Stored data
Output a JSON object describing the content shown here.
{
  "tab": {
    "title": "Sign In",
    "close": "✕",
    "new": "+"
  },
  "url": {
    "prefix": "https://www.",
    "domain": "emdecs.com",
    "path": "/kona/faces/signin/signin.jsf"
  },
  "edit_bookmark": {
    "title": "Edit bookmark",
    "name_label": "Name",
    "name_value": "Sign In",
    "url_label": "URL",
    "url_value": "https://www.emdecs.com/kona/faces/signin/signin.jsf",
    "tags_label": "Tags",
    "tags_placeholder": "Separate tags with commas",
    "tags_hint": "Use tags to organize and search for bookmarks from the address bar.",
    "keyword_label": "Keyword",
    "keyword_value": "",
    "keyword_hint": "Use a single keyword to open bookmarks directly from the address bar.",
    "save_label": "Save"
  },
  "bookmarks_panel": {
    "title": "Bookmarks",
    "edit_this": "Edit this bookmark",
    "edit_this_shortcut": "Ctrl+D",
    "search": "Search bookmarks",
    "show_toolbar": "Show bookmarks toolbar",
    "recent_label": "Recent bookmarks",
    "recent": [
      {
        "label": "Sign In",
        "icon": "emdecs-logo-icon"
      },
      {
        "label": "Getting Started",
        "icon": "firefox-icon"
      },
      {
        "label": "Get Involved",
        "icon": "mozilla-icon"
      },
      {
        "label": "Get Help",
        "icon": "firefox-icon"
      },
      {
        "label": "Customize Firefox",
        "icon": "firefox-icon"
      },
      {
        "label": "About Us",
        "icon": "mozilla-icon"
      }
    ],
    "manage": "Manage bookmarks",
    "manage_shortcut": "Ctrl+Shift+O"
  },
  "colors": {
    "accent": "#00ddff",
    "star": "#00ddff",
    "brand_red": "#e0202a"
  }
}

▶ [Directions for this task]:
Which lines above contain the word "from"? Copy each of them.

▶ [Worked answer]:
    "tags_hint": "Use tags to organize and search for bookmarks from the address bar.",
    "keyword_hint": "Use a single keyword to open bookmarks directly from the address bar.",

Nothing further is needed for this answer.